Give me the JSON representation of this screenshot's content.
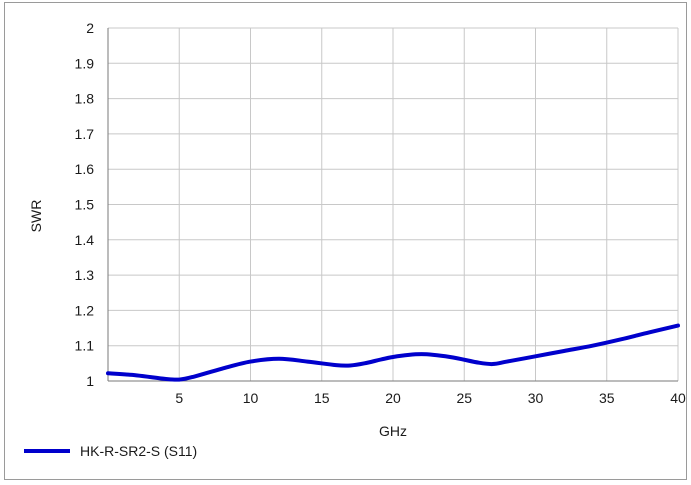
{
  "chart_data": {
    "type": "line",
    "xlabel": "GHz",
    "ylabel": "SWR",
    "xlim": [
      0,
      40
    ],
    "ylim": [
      1,
      2
    ],
    "x_ticks": [
      5,
      10,
      15,
      20,
      25,
      30,
      35,
      40
    ],
    "y_ticks": [
      1,
      1.1,
      1.2,
      1.3,
      1.4,
      1.5,
      1.6,
      1.7,
      1.8,
      1.9,
      2
    ],
    "x_tick_labels": [
      "5",
      "10",
      "15",
      "20",
      "25",
      "30",
      "35",
      "40"
    ],
    "y_tick_labels": [
      "1",
      "1.1",
      "1.2",
      "1.3",
      "1.4",
      "1.5",
      "1.6",
      "1.7",
      "1.8",
      "1.9",
      "2"
    ],
    "grid": true,
    "legend_position": "bottom-left",
    "series": [
      {
        "name": "HK-R-SR2-S (S11)",
        "color": "#0000cc",
        "x": [
          0,
          2,
          4,
          5,
          6,
          8,
          10,
          12,
          14,
          16,
          17,
          18,
          20,
          22,
          24,
          26,
          27,
          28,
          30,
          32,
          34,
          36,
          38,
          40
        ],
        "y": [
          1.022,
          1.016,
          1.006,
          1.004,
          1.012,
          1.035,
          1.055,
          1.063,
          1.055,
          1.045,
          1.044,
          1.05,
          1.068,
          1.076,
          1.068,
          1.052,
          1.048,
          1.055,
          1.07,
          1.085,
          1.1,
          1.118,
          1.138,
          1.157
        ]
      }
    ]
  }
}
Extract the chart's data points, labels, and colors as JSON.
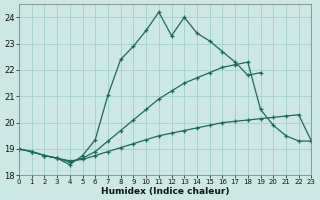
{
  "xlabel": "Humidex (Indice chaleur)",
  "bg_color": "#cce8e4",
  "line_color": "#1a6b5a",
  "grid_color": "#a8d4ce",
  "xlim": [
    0,
    23
  ],
  "ylim": [
    18,
    24.5
  ],
  "yticks": [
    18,
    19,
    20,
    21,
    22,
    23,
    24
  ],
  "xticks": [
    0,
    1,
    2,
    3,
    4,
    5,
    6,
    7,
    8,
    9,
    10,
    11,
    12,
    13,
    14,
    15,
    16,
    17,
    18,
    19,
    20,
    21,
    22,
    23
  ],
  "line1_x": [
    0,
    1,
    2,
    3,
    4,
    5,
    6,
    7,
    8,
    9,
    10,
    11,
    12,
    13,
    14,
    15,
    16,
    17,
    18,
    19,
    20,
    21,
    22,
    23
  ],
  "line1_y": [
    19.0,
    18.9,
    18.75,
    18.65,
    18.55,
    18.6,
    18.75,
    18.9,
    19.05,
    19.2,
    19.35,
    19.5,
    19.6,
    19.7,
    19.8,
    19.9,
    20.0,
    20.05,
    20.1,
    20.15,
    20.2,
    20.25,
    20.3,
    19.3
  ],
  "line2_x": [
    0,
    1,
    2,
    3,
    4,
    5,
    6,
    7,
    8,
    9,
    10,
    11,
    12,
    13,
    14,
    15,
    16,
    17,
    18,
    19,
    20,
    21,
    22,
    23
  ],
  "line2_y": [
    19.0,
    18.9,
    18.75,
    18.65,
    18.5,
    18.65,
    18.9,
    19.3,
    19.7,
    20.1,
    20.5,
    20.9,
    21.2,
    21.5,
    21.7,
    21.9,
    22.1,
    22.2,
    22.3,
    20.5,
    19.9,
    19.5,
    19.3,
    19.3
  ],
  "line3_x": [
    0,
    1,
    2,
    3,
    4,
    5,
    6,
    7,
    8,
    9,
    10,
    11,
    12,
    13,
    14,
    15,
    16,
    17,
    18,
    19
  ],
  "line3_y": [
    19.0,
    18.9,
    18.75,
    18.65,
    18.4,
    18.75,
    19.35,
    21.05,
    22.4,
    22.9,
    23.5,
    24.2,
    23.3,
    24.0,
    23.4,
    23.1,
    22.7,
    22.3,
    21.8,
    21.9
  ]
}
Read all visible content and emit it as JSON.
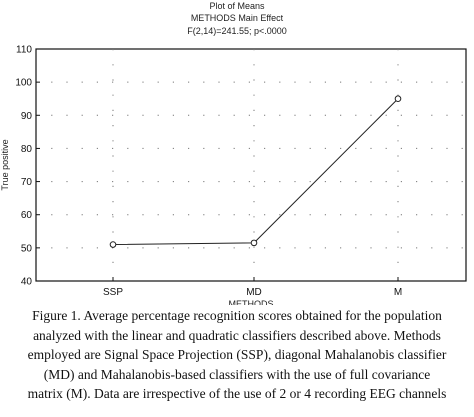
{
  "chart_data": {
    "type": "line",
    "title": "Plot of Means",
    "subtitle": "METHODS Main Effect",
    "statistic": "F(2,14)=241.55; p<.0000",
    "xlabel": "METHODS",
    "ylabel": "True positive",
    "categories": [
      "SSP",
      "MD",
      "M"
    ],
    "series": [
      {
        "values": [
          51,
          51.5,
          95
        ]
      }
    ],
    "ylim": [
      40,
      110
    ],
    "yticks": [
      40,
      50,
      60,
      70,
      80,
      90,
      100,
      110
    ],
    "grid": true,
    "line_color": "#222222"
  },
  "caption": {
    "lines": [
      "Figure 1. Average percentage recognition scores obtained for the population",
      "analyzed with the linear and quadratic classifiers described above. Methods",
      "employed are Signal Space Projection (SSP), diagonal Mahalanobis classifier",
      "(MD) and Mahalanobis-based classifiers with the use of  full covariance",
      "matrix (M). Data are irrespective of the use of 2 or 4 recording EEG channels"
    ]
  }
}
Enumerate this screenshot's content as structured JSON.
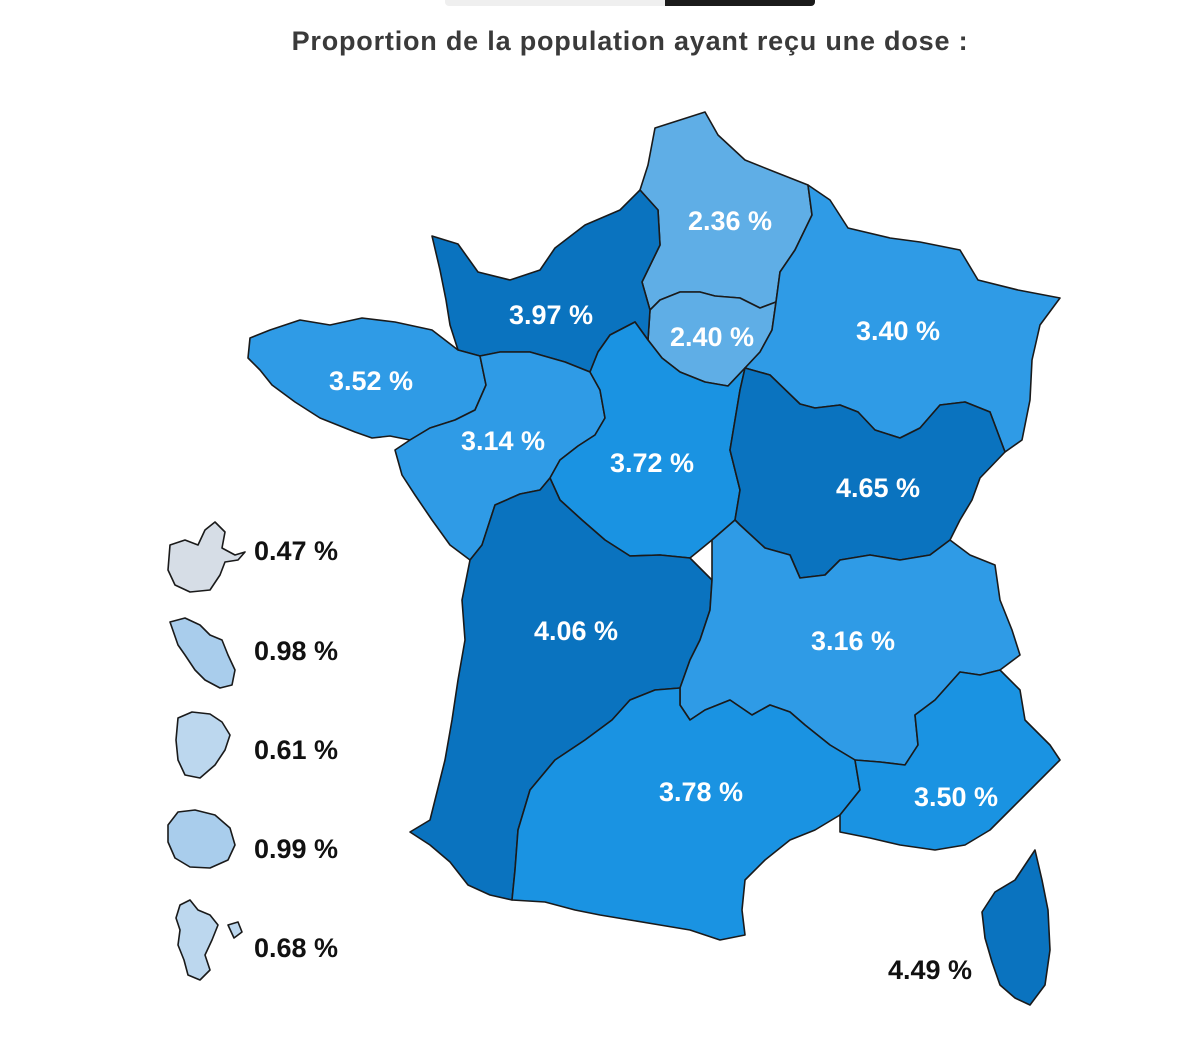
{
  "title": "Proportion de la population ayant reçu une dose :",
  "colors": {
    "lightest": "#5faee6",
    "light": "#2f9be6",
    "medium": "#1a93e2",
    "dark": "#0a73bf",
    "dom_grey": "#d6dde6",
    "dom_light": "#a9cdec",
    "dom_pale": "#bcd7ee"
  },
  "regions": [
    {
      "name": "Hauts-de-France",
      "value": "2.36 %"
    },
    {
      "name": "Île-de-France",
      "value": "2.40 %"
    },
    {
      "name": "Normandie",
      "value": "3.97 %"
    },
    {
      "name": "Grand Est",
      "value": "3.40 %"
    },
    {
      "name": "Bretagne",
      "value": "3.52 %"
    },
    {
      "name": "Pays de la Loire",
      "value": "3.14 %"
    },
    {
      "name": "Centre-Val de Loire",
      "value": "3.72 %"
    },
    {
      "name": "Bourgogne-Franche-Comté",
      "value": "4.65 %"
    },
    {
      "name": "Nouvelle-Aquitaine",
      "value": "4.06 %"
    },
    {
      "name": "Auvergne-Rhône-Alpes",
      "value": "3.16 %"
    },
    {
      "name": "Occitanie",
      "value": "3.78 %"
    },
    {
      "name": "Provence-Alpes-Côte d'Azur",
      "value": "3.50 %"
    },
    {
      "name": "Corse",
      "value": "4.49 %"
    }
  ],
  "overseas": [
    {
      "name": "Guadeloupe",
      "value": "0.47 %"
    },
    {
      "name": "Martinique",
      "value": "0.98 %"
    },
    {
      "name": "Guyane",
      "value": "0.61 %"
    },
    {
      "name": "La Réunion",
      "value": "0.99 %"
    },
    {
      "name": "Mayotte",
      "value": "0.68 %"
    }
  ]
}
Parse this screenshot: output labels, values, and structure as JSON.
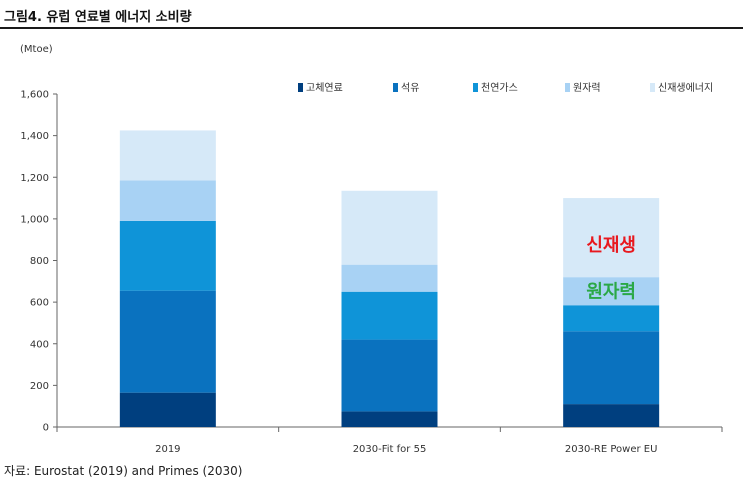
{
  "figure_title": "그림4.  유럽 연료별 에너지 소비량",
  "unit": "(Mtoe)",
  "source": "자료:  Eurostat (2019) and Primes (2030)",
  "colors": {
    "고체연료": "#003f7f",
    "석유": "#0a72bf",
    "천연가스": "#0f94d8",
    "원자력": "#a8d2f4",
    "신재생에너지": "#d6e9f8"
  },
  "chart_data": {
    "type": "bar",
    "stacked": true,
    "categories": [
      "2019",
      "2030-Fit for 55",
      "2030-RE Power EU"
    ],
    "series": [
      {
        "name": "고체연료",
        "values": [
          165,
          75,
          110
        ]
      },
      {
        "name": "석유",
        "values": [
          490,
          345,
          350
        ]
      },
      {
        "name": "천연가스",
        "values": [
          335,
          230,
          125
        ]
      },
      {
        "name": "원자력",
        "values": [
          195,
          130,
          135
        ]
      },
      {
        "name": "신재생에너지",
        "values": [
          240,
          355,
          380
        ]
      }
    ],
    "ylim": [
      0,
      1600
    ],
    "yticks": [
      "0",
      "200",
      "400",
      "600",
      "800",
      "1,000",
      "1,200",
      "1,400",
      "1,600"
    ],
    "legend_position": "top",
    "grid": false,
    "annotations": [
      {
        "text": "신재생",
        "color": "#e8191f",
        "category": "2030-RE Power EU",
        "y": 880
      },
      {
        "text": "원자력",
        "color": "#2aa846",
        "category": "2030-RE Power EU",
        "y": 655
      }
    ]
  }
}
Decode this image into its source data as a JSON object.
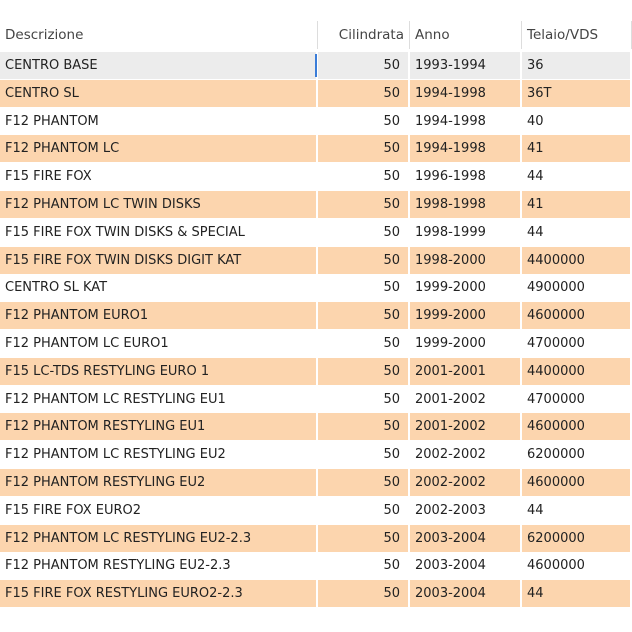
{
  "table": {
    "headers": [
      "Descrizione",
      "Cilindrata",
      "Anno",
      "Telaio/VDS"
    ],
    "rows": [
      [
        "CENTRO BASE",
        "50",
        "1993-1994",
        "36"
      ],
      [
        "CENTRO SL",
        "50",
        "1994-1998",
        "36T"
      ],
      [
        "F12 PHANTOM",
        "50",
        "1994-1998",
        "40"
      ],
      [
        "F12 PHANTOM LC",
        "50",
        "1994-1998",
        "41"
      ],
      [
        "F15 FIRE FOX",
        "50",
        "1996-1998",
        "44"
      ],
      [
        "F12 PHANTOM LC TWIN DISKS",
        "50",
        "1998-1998",
        "41"
      ],
      [
        "F15 FIRE FOX TWIN DISKS & SPECIAL",
        "50",
        "1998-1999",
        "44"
      ],
      [
        "F15 FIRE FOX TWIN DISKS DIGIT KAT",
        "50",
        "1998-2000",
        "4400000"
      ],
      [
        "CENTRO SL KAT",
        "50",
        "1999-2000",
        "4900000"
      ],
      [
        "F12 PHANTOM EURO1",
        "50",
        "1999-2000",
        "4600000"
      ],
      [
        "F12 PHANTOM LC EURO1",
        "50",
        "1999-2000",
        "4700000"
      ],
      [
        "F15 LC-TDS RESTYLING EURO 1",
        "50",
        "2001-2001",
        "4400000"
      ],
      [
        "F12 PHANTOM LC RESTYLING EU1",
        "50",
        "2001-2002",
        "4700000"
      ],
      [
        "F12 PHANTOM RESTYLING EU1",
        "50",
        "2001-2002",
        "4600000"
      ],
      [
        "F12 PHANTOM LC RESTYLING EU2",
        "50",
        "2002-2002",
        "6200000"
      ],
      [
        "F12 PHANTOM RESTYLING EU2",
        "50",
        "2002-2002",
        "4600000"
      ],
      [
        "F15 FIRE FOX EURO2",
        "50",
        "2002-2003",
        "44"
      ],
      [
        "F12 PHANTOM LC RESTYLING EU2-2.3",
        "50",
        "2003-2004",
        "6200000"
      ],
      [
        "F12 PHANTOM RESTYLING EU2-2.3",
        "50",
        "2003-2004",
        "4600000"
      ],
      [
        "F15 FIRE FOX RESTYLING EURO2-2.3",
        "50",
        "2003-2004",
        "44"
      ]
    ]
  }
}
·····
→ **TASK PROMPT**
Take every line above carrying "this" and return it.

→ **WRITTEN SOLUTION**
Give me the JSON representation of this screenshot's content.
Enumerate this screenshot's content as structured JSON.
Parse this screenshot: output labels, values, and structure as JSON.
Decode this image into its source data as a JSON object.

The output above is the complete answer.